SOURCE EXTRACT »
########
16. The author closes by saying he has written the Gospel in order "that ye might believe that Jesus is the Christ, the Son of God" (20:31).


The next step will be to go back into the Old Testament and the intertestamental apocalyptic literature to get a more solid idea of what precisely "Messiah" meant to the Jews of Jesus' time. (I have already discussed what it meant to the Samaritans.) Then I will (I hope) be prepared to tackle the big question: Why did Jesus claim to be the Messiah, and what did he mean by that claim?

Wednesday, January 15, 2020

Further thoughts on Jesus at Jacob's well

Woman at the Well, Jun Jamosmos

Because everything has more than one meaning . . .

Jacob's well represents tradition, our spiritual heritage, everything that was revealed in the distant past and has been handed down to us. In days of old, when giants walked the earth, certain of our fathers dug down even to the waters of truth, from which we today may drink, provided we have something to draw with. To try to duplicate their feat on our own would be foolhardy, and anyway, why reinvent the wheel? Art thou greater than our father Jacob? Gimme that old-time religion, it's good enough for me.

To these old-time wells came even Jesus himself and said, "Give me to drink." Even Jesus himself scorned not to sit at the feet of the doctors, both hearing them and asking them questions.

But Jesus went further, because he was greater than Father Jacob -- and he challenged us to be greater still. ("He that believeth on me, the works that I do shall he do also; and greater works than these shall he do.") To him, the corn of God's revealed word was not merely something to consume -- for man doth not live by bread alone -- but to plant, that it may bring forth fruit an hundredfold. Vary the metaphor from food to drink, and we have the well of water within oneself, springing up unto everlasting life.

"The hour cometh," said Jesus, "when ye shall neither in this mountain, nor yet at Jerusalem, worship the Father. But the hour cometh, and now is, when the true worshippers shall worship the Father in spirit and in truth: for the Father seeketh such to worship him."

He was announcing the end of temples, the end of holy sites, the end of ritualized or institutional worship -- not that those things are bad, but the hour cometh, and now is, when they are simply no longer possible. When Jesus prophesied the destruction of the Temple, his words had a meaning beyond the literal. It was the idea of the Temple that would, inexorably, be destroyed -- leaving spirit and truth as the only viable modes of worship.
########
STORED RECORDS »
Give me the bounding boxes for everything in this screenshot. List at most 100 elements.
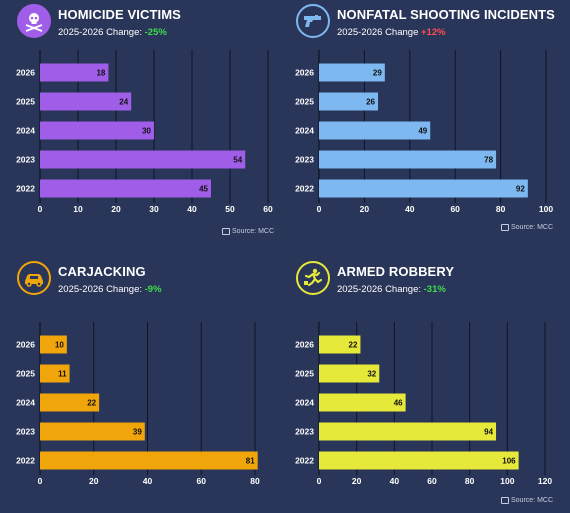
########
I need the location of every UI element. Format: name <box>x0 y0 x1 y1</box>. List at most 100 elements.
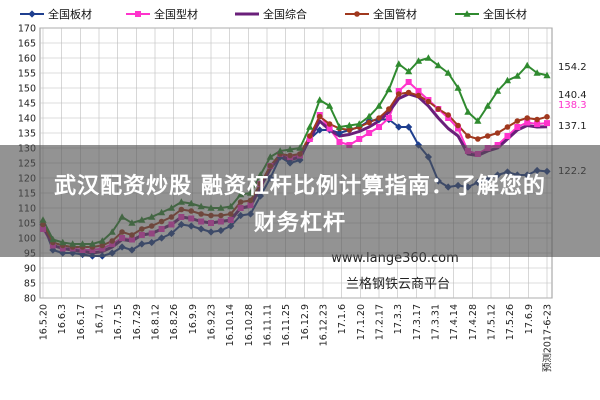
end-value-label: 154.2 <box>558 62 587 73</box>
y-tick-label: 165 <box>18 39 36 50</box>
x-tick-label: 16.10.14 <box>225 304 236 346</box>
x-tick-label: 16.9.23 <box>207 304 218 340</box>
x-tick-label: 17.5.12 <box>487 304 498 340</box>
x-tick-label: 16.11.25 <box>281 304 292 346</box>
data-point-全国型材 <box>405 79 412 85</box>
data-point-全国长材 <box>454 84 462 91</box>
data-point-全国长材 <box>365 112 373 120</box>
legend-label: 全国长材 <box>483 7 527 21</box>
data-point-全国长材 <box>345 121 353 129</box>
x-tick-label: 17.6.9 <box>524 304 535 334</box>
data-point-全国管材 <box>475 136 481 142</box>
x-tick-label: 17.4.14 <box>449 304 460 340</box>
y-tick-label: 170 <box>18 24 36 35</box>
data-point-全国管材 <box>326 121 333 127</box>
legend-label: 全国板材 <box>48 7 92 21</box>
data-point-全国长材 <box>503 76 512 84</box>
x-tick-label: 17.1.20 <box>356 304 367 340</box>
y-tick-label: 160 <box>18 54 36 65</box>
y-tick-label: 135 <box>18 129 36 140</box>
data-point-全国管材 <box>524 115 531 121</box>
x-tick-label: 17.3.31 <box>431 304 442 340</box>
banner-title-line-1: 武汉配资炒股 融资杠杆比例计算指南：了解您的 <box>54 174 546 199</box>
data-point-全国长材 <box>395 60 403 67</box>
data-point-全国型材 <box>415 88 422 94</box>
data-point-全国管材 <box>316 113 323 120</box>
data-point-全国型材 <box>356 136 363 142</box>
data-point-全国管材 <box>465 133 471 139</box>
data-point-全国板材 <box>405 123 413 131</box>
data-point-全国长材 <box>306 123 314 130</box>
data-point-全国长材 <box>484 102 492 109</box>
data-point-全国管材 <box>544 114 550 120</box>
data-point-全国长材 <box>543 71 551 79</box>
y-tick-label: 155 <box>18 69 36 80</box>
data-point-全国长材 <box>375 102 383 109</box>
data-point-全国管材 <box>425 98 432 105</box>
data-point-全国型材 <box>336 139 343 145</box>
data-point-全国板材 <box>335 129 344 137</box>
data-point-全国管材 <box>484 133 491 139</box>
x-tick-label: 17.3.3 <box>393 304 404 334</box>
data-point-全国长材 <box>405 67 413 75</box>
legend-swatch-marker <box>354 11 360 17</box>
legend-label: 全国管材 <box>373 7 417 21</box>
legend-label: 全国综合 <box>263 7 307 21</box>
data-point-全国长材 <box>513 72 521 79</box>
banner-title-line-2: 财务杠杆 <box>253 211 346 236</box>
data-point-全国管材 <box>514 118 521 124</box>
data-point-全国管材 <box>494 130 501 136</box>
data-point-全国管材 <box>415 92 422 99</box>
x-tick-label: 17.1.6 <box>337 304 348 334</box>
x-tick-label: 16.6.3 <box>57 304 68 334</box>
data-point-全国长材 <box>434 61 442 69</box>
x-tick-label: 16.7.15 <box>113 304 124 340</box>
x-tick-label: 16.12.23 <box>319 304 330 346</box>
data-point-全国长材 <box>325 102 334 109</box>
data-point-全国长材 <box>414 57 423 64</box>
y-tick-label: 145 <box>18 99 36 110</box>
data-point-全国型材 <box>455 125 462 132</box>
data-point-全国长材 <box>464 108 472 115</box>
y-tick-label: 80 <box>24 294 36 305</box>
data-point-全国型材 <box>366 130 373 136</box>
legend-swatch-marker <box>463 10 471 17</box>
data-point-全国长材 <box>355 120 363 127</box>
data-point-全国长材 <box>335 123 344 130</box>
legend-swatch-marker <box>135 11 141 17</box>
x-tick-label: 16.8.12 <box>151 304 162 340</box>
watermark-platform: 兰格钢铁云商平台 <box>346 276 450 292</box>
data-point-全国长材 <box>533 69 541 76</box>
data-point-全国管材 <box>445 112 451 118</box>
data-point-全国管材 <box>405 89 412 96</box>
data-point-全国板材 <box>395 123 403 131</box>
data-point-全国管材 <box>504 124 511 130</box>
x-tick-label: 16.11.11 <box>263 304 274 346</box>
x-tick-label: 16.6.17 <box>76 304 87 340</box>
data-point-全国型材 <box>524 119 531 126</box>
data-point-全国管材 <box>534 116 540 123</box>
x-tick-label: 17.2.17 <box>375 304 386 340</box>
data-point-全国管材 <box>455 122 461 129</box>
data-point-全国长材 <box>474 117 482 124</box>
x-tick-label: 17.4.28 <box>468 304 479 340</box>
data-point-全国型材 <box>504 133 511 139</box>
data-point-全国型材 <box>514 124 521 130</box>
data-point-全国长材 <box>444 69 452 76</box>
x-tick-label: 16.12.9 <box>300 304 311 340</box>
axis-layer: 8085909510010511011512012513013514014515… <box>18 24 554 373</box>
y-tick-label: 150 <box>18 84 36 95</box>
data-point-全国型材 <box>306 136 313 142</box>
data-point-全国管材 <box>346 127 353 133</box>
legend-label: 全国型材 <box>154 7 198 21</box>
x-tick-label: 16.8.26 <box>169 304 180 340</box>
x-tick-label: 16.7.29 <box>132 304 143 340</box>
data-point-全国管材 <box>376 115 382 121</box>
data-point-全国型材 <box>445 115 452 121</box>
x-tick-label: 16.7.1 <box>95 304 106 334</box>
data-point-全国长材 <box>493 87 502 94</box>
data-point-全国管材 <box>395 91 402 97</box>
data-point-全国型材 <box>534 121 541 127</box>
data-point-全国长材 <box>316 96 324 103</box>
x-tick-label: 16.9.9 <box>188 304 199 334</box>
########
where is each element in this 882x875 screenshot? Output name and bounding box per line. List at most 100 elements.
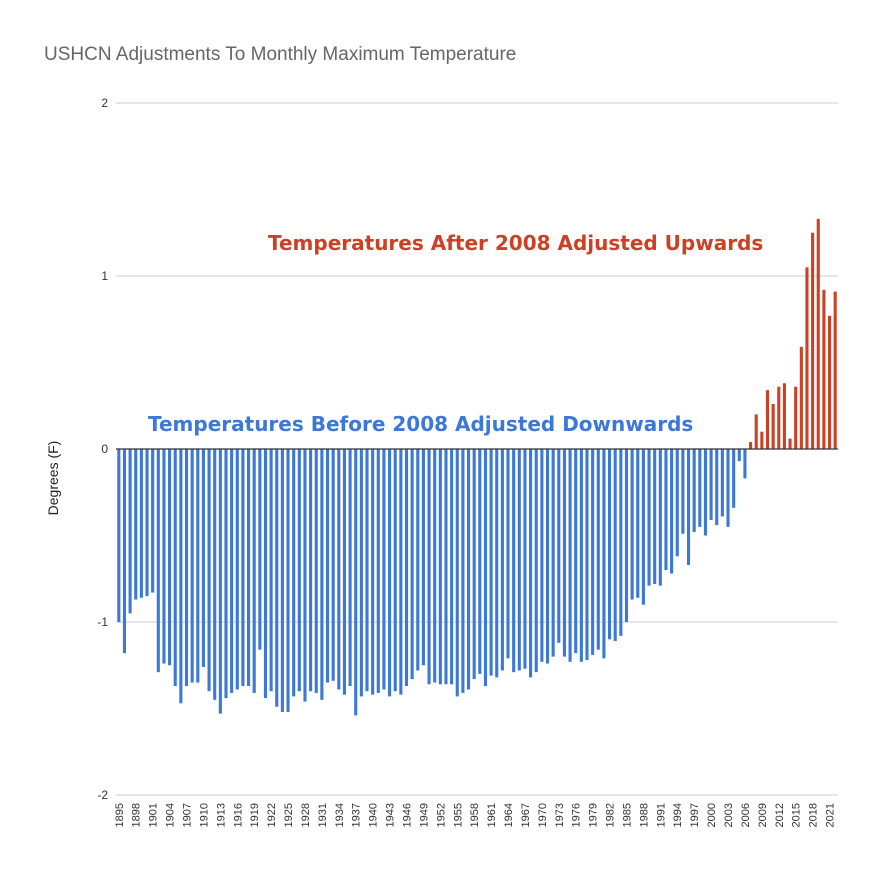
########
TO-DO LIST »
**1)** Answer these questions about the blog excerpt about Jesus, one line each:
(a) What does Jacob's well represent?
(b) What did Jesus say when he came to the old-time wells?
(c) Which forms of worship was Jesus announcing the end of?
**2)** Summarize the blog excerpt about Jesus in two sentences.
**3)** Carry the blog excerpt about Jesus on from its final sentence.

RESPONSES TO THE EXERCISE »
**1)**
(a) Tradition, our spiritual heritage, everything that was revealed in the distant past and has been handed down to us.
(b) "Give me to drink."
(c) Temples, holy sites, and ritualized or institutional worship.

**2)** Jacob's well stands for tradition, the spiritual heritage handed down from those who long ago dug down to the waters of truth, and even Jesus came to such wells to drink. Yet Jesus went further, treating God's revealed word as something to plant and not merely consume, and announced the end of temples and institutional worship, leaving spirit and truth as the only viable modes of worship.

**3)**
The key thing about spirit is that it is active and creative, as opposed to passive and receptive matter -- and it is in this sense that "God is a spirit," and that they who worship him must (now) be spirits, too. Only what is done in spirit can be done in truth, since truth is a property of free and creative thought, the prerogative of spirits. Nothing secondhand, nothing abstract, nothing institutionalized can be true in the fullest sense; the law came by Moses, but grace and truth by Jesus Christ.

Tuesday, January 14, 2020

The Samaritan understanding of the Messiah


My post on Jesus and the Samaritan woman raised the question of whether the Samaritans really used the term Messiah, and if so what they meant by it. A bit of digging led me to what I was looking for: a slim volume entitled The Messianic Hope of the Samaritans, consisting of a 1906 letter by Jacob ben Aaron, High Priest of the Samaritans, together with his responses to some specific questions put to him by his Protestant correspondents. I quote some relevant passages.
The reference concerning the establishment of the Second Kingdom, affirming the appearance of "THBH" [Taheb] or a Prophet at the end of time of whose appearance we have a promise, is found in Ex. xx, in the last verses, which are not found in the Torah of the Jews. It reads, "They said well. Let their consciences uphold my fear, and the keeping of my commandment, all the time: so that it may be done well unto them and their children. I shall set up for them a prophet from among their brethren, like unto thee, and I shall put my words into his mouth and he shall speak to them all that I command him. And it shall be that the man who harkens not to the words which he speaks, I shall make him thereto responsible." These words concern the prophet in whose coming we believe. Again, "The prophet who dares to address words in my name and speaks what I have not commanded him, and he that speaks in the name of foreign gods shall be killed." The same is stated again in Deuteronomy, as also one may find in the Torah of the Jews, Deut. xviii. 15.
This passage from Deuteronomy (duplicated, apparently, in the Samaritan version of Exodus), is the sole scriptural basis for the belief in the Taheb.

The High Priest explains, with numerous scriptural quotations (and some rather strained interpretations!) that the primary role of this prophet will be to restore Israel to power in their ancestral lands, where they will rule over everything from the Nile to the Euphrates. He then lists the signs by which the prophet -- or Messiah -- may be known.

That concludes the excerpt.